• **THE EXERCISE**
Which lines have the string "text"? Copy all of them from the entries below.

►

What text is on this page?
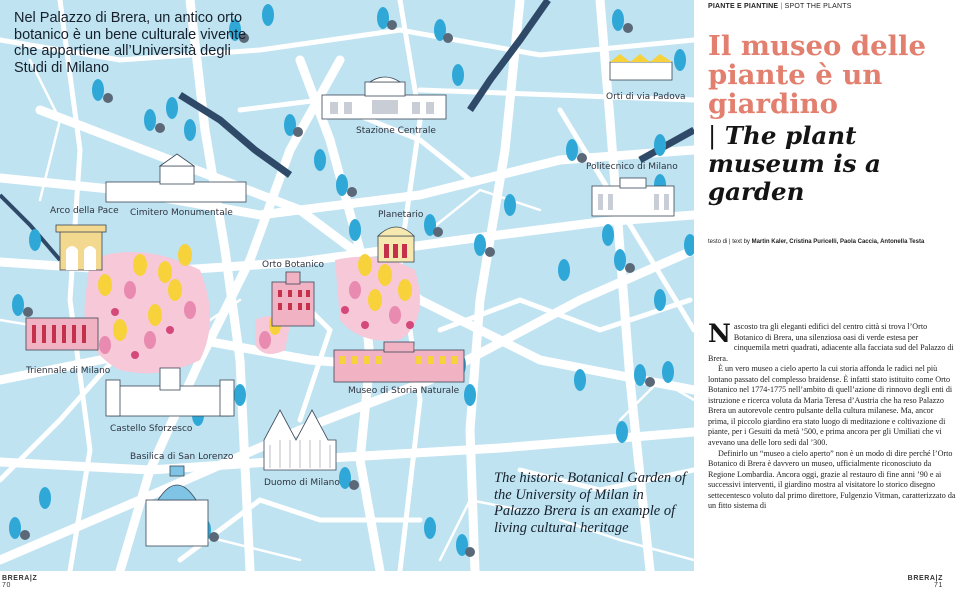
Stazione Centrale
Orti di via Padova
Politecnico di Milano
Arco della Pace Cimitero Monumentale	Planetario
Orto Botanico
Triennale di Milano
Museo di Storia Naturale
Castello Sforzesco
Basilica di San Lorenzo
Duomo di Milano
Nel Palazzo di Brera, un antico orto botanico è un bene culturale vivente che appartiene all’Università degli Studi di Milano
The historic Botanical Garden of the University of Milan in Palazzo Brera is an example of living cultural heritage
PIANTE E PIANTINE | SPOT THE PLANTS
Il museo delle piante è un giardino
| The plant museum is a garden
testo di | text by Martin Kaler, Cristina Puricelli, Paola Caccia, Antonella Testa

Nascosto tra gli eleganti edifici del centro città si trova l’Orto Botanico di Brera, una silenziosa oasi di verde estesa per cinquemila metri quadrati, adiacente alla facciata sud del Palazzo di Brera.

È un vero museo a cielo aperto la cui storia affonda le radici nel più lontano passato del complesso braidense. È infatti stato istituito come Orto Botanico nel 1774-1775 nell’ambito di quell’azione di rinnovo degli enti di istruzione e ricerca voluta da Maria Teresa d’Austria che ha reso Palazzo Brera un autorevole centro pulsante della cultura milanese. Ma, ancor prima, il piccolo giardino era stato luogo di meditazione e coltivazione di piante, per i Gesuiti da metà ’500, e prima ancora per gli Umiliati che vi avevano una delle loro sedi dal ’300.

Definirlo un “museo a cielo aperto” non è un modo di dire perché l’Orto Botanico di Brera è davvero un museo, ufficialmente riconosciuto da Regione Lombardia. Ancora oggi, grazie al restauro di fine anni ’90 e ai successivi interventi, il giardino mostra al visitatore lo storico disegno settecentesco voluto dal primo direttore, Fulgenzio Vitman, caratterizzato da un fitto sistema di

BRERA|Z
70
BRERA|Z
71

◄

• **OUTPUT**
What text is on this page?
testo di | text by Martin Kaler, Cristina Puricelli, Paola Caccia, Antonella Testa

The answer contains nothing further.